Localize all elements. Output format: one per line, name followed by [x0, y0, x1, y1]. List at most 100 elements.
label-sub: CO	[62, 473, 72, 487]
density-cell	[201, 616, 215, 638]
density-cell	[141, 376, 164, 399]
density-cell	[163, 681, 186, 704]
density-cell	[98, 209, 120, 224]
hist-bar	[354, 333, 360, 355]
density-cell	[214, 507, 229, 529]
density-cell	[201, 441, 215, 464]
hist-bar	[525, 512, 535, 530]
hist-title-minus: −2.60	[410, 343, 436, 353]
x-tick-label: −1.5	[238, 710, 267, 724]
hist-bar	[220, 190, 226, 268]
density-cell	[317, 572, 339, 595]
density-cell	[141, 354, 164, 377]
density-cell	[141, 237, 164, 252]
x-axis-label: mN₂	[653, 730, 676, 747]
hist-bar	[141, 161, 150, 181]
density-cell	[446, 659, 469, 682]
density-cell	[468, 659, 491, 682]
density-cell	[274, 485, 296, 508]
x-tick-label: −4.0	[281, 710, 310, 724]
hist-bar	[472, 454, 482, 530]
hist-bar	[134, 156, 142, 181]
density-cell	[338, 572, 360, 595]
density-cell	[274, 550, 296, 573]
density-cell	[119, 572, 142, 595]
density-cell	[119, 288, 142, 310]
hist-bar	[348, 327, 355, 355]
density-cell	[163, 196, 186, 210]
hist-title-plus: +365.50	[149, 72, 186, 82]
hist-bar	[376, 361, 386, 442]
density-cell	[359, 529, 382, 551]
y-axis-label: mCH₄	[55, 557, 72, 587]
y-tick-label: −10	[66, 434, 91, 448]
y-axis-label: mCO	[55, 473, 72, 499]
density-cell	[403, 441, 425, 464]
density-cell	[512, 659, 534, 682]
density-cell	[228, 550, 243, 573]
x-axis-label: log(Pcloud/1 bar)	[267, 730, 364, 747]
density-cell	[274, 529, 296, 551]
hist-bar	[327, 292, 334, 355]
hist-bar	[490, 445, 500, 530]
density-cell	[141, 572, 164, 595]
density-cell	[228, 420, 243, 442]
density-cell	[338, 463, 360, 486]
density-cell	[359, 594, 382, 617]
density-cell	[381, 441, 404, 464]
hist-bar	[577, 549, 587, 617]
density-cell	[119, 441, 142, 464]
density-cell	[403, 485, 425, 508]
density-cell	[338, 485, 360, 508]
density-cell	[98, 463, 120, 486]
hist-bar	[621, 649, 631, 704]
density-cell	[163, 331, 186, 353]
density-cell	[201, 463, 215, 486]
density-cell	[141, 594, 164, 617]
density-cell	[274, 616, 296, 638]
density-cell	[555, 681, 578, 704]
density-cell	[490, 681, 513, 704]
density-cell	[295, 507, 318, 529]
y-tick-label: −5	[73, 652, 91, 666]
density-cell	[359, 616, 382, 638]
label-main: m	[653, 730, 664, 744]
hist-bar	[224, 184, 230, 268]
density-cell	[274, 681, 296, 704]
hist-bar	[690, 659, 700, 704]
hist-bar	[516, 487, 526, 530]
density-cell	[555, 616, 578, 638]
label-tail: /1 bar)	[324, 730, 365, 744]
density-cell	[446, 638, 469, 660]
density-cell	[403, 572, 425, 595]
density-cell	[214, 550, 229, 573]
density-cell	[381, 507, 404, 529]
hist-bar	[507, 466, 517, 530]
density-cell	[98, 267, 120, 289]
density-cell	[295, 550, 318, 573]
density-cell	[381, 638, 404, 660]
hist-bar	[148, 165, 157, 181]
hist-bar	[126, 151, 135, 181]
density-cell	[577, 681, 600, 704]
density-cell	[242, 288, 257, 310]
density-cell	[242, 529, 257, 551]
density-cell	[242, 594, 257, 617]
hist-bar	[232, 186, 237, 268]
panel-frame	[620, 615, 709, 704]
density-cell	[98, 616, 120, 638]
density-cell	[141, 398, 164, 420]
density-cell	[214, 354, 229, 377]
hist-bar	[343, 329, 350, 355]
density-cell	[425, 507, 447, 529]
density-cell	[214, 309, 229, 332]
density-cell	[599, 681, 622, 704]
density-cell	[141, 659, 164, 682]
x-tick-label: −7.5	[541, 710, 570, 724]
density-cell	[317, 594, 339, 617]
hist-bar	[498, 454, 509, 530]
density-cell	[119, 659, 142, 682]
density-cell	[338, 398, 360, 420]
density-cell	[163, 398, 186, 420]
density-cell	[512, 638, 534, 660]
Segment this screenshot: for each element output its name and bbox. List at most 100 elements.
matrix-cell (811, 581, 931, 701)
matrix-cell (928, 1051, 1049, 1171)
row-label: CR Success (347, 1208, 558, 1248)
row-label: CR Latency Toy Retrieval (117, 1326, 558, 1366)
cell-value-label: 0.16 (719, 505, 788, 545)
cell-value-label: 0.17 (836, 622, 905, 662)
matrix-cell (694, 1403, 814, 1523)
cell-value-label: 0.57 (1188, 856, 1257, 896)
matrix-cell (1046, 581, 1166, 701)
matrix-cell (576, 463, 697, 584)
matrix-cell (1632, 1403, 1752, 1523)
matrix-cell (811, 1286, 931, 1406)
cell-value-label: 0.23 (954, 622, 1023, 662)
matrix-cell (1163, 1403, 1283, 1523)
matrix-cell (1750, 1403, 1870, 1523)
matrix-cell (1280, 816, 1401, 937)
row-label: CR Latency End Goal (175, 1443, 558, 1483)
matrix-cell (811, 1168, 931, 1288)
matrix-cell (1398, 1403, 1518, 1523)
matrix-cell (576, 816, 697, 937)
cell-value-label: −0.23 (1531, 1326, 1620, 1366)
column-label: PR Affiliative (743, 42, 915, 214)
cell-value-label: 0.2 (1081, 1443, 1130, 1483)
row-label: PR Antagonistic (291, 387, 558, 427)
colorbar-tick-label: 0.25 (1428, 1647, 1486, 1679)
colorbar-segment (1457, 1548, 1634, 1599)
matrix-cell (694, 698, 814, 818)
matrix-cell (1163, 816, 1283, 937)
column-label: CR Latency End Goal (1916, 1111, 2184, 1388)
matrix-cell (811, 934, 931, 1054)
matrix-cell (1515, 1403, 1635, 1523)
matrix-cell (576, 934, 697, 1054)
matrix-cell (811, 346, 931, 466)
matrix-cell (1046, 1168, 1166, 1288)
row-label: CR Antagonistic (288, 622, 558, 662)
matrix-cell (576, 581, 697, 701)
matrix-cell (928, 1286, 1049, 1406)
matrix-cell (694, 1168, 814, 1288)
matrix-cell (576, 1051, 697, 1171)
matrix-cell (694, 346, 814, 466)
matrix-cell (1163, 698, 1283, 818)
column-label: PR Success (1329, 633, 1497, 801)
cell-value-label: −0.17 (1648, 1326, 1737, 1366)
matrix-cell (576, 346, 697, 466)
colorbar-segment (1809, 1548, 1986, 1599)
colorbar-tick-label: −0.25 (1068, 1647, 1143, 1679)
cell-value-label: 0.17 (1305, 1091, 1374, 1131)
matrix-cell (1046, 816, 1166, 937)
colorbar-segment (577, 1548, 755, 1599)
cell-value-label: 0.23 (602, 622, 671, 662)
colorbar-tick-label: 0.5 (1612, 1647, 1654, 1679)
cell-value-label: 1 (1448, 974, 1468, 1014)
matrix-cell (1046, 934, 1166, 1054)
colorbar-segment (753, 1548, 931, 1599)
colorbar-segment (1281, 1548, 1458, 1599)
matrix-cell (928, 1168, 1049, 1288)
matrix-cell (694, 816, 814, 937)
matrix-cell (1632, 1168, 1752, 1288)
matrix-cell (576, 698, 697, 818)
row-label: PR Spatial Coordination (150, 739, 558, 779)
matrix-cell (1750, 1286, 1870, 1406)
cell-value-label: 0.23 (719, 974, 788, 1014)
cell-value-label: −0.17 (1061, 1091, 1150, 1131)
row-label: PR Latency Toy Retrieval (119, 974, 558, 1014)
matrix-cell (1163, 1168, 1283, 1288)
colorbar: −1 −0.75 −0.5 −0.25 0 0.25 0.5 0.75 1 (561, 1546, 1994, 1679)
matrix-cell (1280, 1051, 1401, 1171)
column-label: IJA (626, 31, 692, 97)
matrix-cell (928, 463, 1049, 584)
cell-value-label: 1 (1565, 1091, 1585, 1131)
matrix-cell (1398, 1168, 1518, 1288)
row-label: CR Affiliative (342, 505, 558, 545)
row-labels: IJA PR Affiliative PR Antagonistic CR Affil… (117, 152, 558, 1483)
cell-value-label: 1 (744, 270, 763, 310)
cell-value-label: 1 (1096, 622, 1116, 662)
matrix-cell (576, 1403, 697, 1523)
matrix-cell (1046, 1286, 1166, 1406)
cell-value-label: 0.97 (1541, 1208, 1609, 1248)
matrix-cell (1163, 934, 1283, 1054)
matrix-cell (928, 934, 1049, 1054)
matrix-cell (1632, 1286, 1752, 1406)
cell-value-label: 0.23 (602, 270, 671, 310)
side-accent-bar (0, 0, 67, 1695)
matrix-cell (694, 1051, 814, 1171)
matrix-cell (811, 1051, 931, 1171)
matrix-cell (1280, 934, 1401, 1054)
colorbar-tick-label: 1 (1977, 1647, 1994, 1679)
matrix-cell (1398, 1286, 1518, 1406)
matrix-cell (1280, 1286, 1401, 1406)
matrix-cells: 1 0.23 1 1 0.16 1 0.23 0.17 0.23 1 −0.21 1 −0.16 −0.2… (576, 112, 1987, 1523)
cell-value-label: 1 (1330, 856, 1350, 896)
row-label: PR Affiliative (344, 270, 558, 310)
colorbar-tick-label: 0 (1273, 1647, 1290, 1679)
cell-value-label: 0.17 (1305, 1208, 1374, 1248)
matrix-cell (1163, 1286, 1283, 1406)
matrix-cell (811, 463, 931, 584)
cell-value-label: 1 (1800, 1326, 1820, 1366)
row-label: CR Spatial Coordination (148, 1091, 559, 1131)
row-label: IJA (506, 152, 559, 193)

- What the exercise asks -
Pull out each line of the entries above that contains the string "elements". Treat case as significant.

- Answer to this task -
Localize all elements. Output format: one per line, name followed by [x0, y0, x1, y1]. List at most 100 elements.
Segment this screenshot: for each element output its name and bbox. List at most 100 elements.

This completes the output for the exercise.